## WRITTEN REQUEST
Select from the records below every line that has the word "type" in it.

## EXERCISE INPUT

--- --- ---

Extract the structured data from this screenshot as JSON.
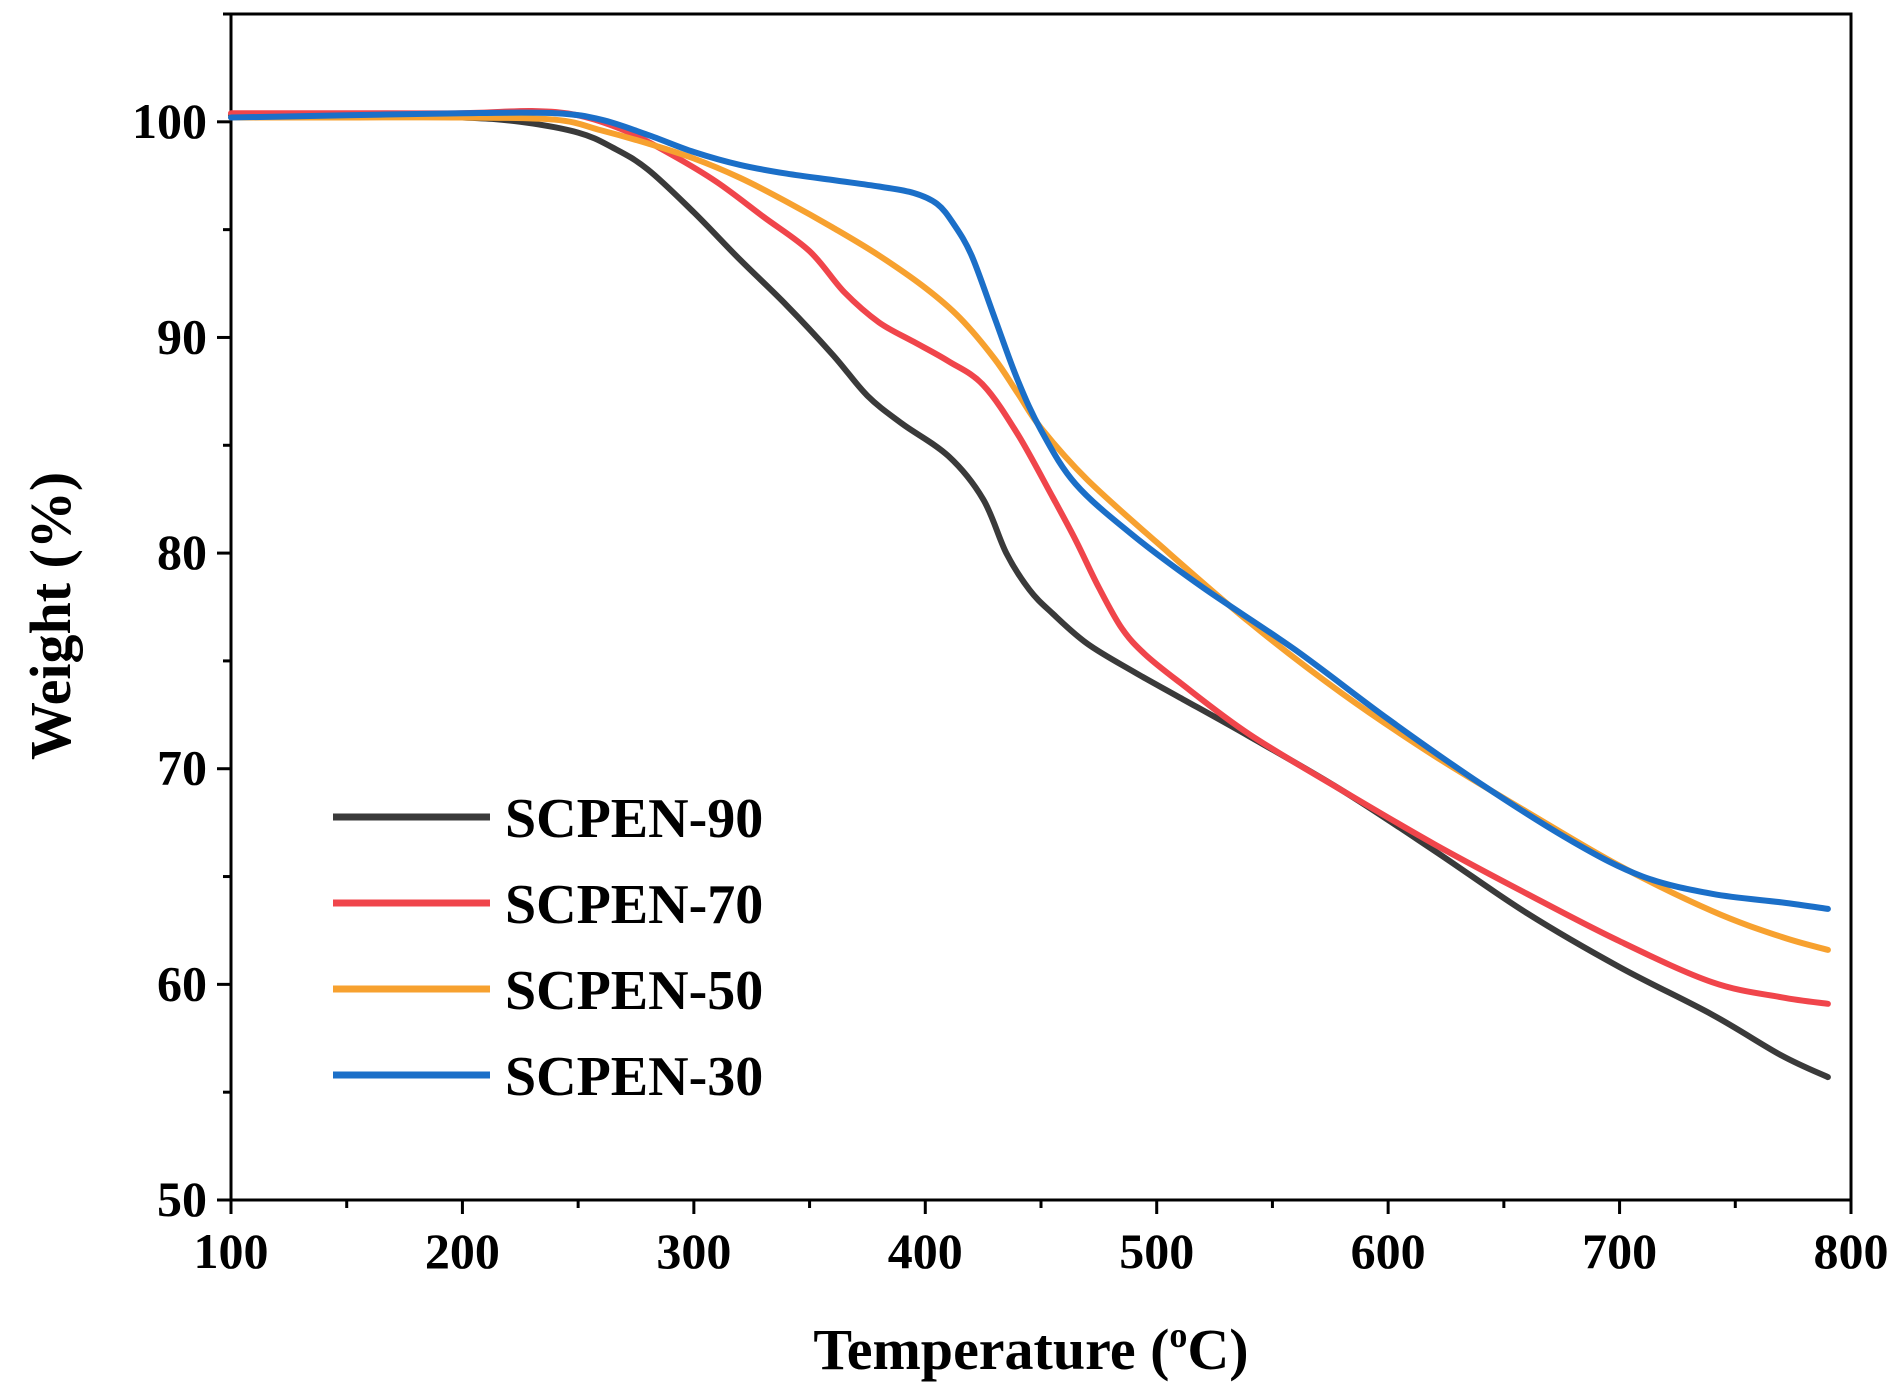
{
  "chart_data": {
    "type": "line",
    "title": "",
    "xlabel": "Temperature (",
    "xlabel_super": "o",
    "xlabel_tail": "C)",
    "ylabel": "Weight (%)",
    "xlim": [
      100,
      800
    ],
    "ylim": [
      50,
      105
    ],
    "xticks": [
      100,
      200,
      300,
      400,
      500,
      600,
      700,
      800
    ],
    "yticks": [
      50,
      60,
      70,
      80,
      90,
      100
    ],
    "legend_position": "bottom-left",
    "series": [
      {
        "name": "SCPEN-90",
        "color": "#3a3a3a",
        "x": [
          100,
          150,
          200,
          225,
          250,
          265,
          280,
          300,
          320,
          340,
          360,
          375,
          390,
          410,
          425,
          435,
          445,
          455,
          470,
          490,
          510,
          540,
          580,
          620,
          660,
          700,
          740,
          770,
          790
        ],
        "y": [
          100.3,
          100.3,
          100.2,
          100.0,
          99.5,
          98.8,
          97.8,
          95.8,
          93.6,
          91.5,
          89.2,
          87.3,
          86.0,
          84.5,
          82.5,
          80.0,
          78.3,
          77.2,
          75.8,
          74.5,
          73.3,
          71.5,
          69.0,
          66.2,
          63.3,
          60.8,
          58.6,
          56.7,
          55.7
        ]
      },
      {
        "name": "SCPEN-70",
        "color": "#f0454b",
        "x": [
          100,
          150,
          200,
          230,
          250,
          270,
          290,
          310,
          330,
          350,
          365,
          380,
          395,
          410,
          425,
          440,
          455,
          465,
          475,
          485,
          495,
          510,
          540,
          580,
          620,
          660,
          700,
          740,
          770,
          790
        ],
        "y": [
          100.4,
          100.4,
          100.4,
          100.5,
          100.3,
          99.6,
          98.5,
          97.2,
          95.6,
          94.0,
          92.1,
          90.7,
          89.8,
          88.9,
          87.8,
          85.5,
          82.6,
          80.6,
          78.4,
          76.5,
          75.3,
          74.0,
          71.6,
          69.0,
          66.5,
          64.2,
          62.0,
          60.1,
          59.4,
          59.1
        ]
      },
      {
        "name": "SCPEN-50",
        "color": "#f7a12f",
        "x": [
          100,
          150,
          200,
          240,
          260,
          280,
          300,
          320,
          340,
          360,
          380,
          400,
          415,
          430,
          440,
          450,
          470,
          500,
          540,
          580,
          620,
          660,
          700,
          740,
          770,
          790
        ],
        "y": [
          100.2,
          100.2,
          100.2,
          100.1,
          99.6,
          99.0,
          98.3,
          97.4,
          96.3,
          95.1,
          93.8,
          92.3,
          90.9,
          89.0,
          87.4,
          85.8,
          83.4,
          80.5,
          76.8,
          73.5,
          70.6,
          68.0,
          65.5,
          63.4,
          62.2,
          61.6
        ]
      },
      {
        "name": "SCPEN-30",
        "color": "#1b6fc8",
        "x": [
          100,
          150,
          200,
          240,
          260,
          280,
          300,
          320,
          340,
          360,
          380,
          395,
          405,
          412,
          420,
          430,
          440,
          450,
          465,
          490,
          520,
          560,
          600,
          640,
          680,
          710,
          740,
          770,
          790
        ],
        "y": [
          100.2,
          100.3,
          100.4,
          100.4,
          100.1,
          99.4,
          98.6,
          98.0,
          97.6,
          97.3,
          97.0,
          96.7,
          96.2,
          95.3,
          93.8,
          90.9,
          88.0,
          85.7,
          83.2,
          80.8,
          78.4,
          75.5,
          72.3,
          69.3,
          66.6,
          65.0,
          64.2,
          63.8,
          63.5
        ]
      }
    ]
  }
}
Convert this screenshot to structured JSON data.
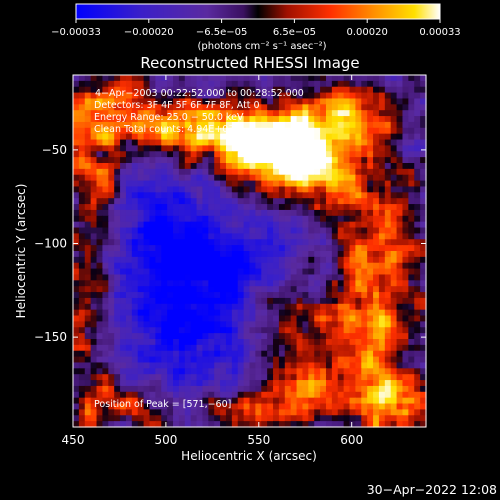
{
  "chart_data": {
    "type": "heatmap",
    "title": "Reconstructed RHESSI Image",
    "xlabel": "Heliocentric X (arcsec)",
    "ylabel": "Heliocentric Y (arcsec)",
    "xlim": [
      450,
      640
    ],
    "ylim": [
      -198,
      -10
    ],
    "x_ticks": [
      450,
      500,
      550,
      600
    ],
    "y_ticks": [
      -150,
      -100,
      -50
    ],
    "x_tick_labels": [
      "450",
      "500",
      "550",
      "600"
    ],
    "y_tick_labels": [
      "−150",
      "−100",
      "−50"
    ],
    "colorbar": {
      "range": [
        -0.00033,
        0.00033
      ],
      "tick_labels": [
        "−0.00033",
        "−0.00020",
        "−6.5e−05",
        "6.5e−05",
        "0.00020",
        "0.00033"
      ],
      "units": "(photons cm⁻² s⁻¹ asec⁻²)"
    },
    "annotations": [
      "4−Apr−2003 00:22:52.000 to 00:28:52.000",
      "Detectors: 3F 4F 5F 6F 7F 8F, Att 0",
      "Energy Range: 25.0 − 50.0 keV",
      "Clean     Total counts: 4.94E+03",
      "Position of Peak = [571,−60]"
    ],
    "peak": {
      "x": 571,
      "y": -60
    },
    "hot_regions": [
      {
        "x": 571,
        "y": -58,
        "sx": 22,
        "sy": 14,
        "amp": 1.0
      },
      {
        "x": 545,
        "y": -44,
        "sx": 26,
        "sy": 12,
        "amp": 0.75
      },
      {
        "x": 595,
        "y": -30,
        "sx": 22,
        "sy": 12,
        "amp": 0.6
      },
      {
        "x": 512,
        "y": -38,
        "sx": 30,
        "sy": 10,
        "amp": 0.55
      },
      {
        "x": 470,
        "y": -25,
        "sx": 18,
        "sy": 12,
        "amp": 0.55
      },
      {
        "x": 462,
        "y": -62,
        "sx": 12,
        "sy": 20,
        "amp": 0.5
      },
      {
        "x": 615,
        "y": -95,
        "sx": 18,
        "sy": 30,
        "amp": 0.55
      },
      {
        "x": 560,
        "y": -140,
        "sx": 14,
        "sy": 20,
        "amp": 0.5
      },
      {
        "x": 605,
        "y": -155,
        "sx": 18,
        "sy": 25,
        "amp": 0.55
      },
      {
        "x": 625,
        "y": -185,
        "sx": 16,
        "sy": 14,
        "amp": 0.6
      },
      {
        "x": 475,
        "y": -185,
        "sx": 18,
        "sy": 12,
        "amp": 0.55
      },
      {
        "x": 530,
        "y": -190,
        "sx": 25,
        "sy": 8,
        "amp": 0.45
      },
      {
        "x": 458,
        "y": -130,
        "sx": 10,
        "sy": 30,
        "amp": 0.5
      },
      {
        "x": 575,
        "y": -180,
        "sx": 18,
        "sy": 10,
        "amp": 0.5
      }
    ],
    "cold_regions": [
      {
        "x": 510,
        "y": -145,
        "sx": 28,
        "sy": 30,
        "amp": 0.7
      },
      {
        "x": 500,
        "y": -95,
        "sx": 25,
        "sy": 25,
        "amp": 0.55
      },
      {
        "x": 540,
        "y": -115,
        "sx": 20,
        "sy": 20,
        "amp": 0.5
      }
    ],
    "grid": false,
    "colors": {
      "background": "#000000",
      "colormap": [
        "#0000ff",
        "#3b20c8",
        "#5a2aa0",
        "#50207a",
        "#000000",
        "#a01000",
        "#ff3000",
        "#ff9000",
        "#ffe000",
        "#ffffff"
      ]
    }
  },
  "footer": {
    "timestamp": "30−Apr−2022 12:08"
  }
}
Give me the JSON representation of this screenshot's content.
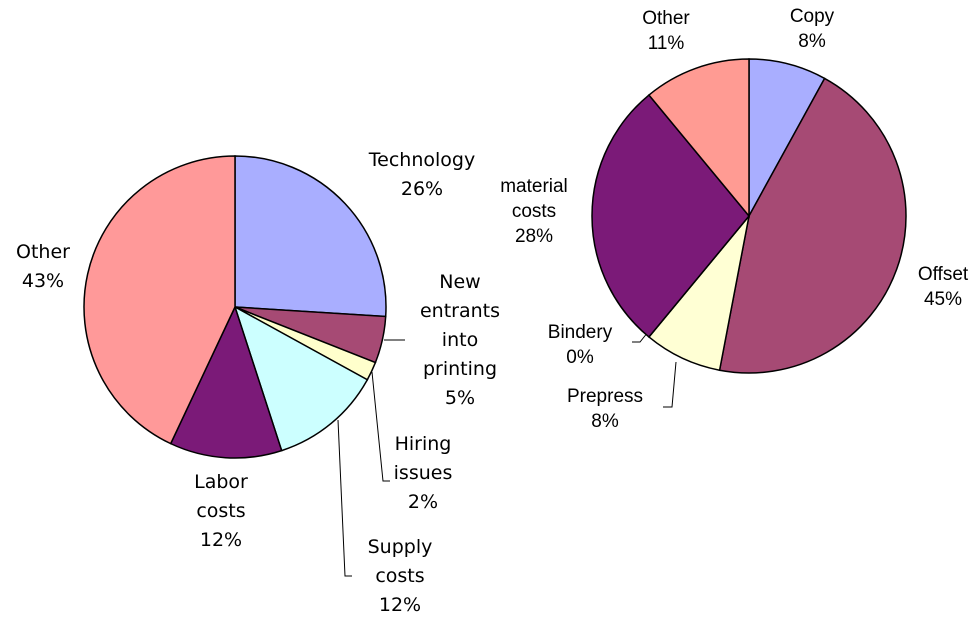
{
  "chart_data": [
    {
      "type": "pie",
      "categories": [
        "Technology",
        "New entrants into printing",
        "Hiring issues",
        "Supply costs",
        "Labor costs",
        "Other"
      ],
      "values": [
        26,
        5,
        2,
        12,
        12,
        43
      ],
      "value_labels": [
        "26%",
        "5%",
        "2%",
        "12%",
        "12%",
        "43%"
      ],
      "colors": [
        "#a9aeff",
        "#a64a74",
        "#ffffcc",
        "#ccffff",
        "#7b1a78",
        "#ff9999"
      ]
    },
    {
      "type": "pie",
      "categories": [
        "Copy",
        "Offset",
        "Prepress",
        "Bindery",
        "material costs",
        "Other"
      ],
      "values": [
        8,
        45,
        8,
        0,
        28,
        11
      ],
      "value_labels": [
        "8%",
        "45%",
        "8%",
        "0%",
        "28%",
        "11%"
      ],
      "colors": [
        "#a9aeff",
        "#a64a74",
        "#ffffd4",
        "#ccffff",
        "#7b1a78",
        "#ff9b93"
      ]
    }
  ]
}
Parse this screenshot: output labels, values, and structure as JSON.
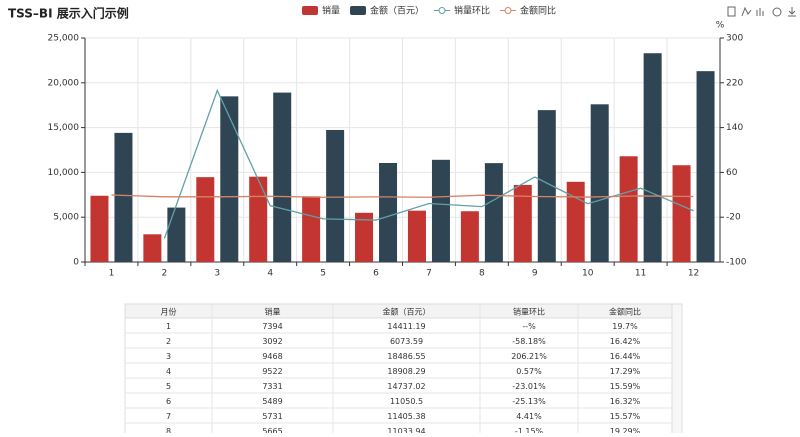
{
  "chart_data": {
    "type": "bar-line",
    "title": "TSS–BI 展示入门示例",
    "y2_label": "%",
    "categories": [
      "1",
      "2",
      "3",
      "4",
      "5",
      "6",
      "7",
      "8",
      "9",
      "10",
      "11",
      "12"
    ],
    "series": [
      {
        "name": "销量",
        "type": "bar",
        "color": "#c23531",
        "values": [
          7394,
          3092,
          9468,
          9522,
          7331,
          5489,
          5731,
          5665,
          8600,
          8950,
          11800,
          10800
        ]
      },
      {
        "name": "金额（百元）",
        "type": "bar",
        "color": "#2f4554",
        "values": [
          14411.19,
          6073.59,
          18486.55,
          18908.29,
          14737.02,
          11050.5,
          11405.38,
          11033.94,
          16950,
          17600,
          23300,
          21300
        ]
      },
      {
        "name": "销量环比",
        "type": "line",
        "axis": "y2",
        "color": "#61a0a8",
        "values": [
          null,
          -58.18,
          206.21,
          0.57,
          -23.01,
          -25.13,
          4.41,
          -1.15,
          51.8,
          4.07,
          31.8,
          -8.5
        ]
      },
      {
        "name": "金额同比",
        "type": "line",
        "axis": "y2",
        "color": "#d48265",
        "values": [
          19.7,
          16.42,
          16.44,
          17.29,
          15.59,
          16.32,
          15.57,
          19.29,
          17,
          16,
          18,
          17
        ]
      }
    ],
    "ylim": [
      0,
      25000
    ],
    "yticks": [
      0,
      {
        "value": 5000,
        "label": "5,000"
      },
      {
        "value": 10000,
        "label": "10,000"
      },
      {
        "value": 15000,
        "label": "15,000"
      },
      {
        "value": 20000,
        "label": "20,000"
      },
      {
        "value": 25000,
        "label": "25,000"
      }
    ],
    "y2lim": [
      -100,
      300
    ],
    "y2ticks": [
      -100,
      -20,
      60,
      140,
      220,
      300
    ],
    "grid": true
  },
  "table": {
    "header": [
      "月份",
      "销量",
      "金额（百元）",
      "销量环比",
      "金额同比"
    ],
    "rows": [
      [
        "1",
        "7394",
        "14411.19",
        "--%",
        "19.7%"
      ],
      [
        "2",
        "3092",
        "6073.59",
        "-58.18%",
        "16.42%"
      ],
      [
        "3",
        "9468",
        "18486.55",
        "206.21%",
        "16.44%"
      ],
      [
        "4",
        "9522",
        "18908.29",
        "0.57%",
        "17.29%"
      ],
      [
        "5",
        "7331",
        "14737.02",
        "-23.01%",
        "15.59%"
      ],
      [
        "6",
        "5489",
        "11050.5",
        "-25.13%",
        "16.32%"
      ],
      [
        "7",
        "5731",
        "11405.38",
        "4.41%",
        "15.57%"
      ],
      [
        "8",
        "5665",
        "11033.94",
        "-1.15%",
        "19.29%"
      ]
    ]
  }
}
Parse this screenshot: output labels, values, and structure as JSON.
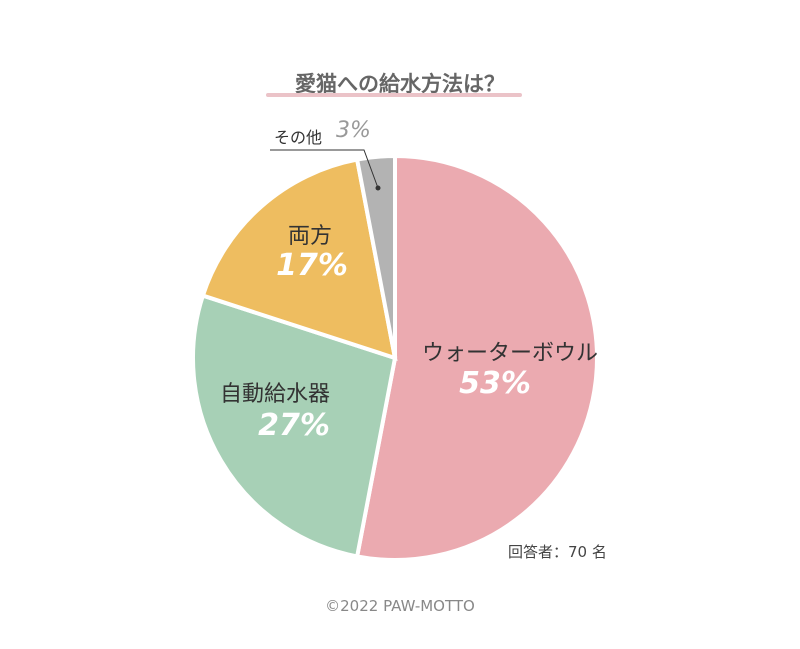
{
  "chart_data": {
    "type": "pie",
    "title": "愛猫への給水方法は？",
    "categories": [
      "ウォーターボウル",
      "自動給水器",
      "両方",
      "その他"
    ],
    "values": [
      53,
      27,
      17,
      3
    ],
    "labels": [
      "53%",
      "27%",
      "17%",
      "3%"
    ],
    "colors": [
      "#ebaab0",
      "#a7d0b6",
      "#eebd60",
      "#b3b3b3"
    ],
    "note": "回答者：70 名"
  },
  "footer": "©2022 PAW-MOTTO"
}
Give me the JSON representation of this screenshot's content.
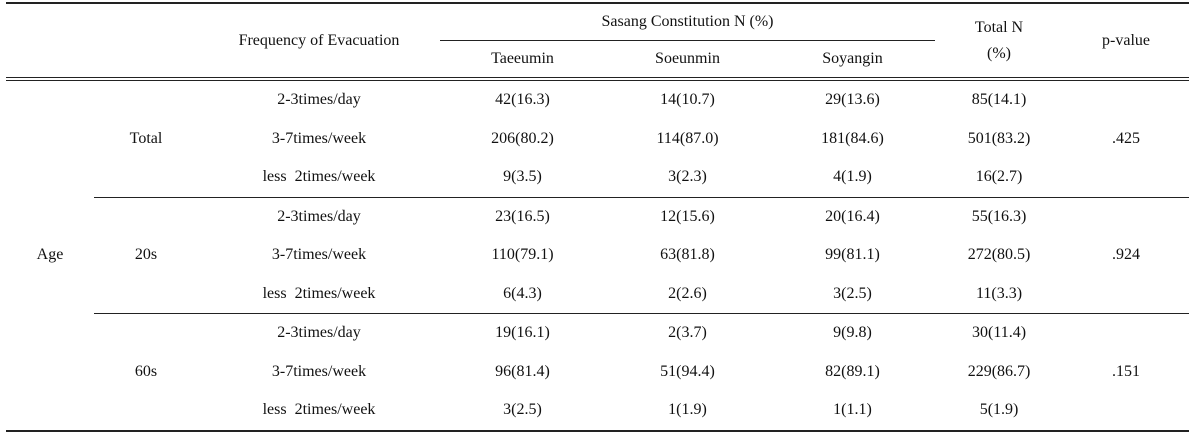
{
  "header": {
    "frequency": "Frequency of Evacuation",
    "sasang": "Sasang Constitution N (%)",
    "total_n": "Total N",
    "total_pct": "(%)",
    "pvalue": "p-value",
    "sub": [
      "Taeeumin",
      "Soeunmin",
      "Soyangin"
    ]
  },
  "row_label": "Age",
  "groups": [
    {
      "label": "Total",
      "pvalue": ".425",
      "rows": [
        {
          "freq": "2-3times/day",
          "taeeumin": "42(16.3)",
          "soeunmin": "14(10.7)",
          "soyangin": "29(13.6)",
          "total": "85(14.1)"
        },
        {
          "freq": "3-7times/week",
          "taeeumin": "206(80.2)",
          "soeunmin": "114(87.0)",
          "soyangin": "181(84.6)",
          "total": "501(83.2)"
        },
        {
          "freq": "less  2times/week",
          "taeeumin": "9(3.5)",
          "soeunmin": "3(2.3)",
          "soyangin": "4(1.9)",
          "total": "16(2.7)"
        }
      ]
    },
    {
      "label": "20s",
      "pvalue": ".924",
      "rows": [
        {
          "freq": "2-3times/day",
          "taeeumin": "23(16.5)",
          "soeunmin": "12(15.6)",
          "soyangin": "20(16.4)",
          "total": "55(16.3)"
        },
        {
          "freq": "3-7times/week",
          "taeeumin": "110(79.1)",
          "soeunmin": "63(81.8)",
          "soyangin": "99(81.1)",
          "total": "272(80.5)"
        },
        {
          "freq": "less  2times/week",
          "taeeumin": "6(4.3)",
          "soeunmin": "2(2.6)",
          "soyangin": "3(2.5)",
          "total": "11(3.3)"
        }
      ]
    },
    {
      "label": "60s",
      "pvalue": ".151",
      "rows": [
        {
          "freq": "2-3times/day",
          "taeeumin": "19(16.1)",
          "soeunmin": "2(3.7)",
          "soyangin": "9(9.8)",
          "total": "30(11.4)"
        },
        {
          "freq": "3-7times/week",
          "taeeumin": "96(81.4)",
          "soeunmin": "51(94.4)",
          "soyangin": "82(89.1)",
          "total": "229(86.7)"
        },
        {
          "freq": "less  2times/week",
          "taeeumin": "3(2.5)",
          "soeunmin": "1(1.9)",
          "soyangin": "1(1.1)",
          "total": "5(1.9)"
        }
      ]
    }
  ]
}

--- --- ---

## FULL SOLUTION
    "type": "line",
    "type": "heatmap",
      "type": "pie",
      "type": "pie",
    "type": "bar-line",
        "type": "bar",
        "type": "bar",
        "type": "line",
        "type": "line",
    "type": "pie",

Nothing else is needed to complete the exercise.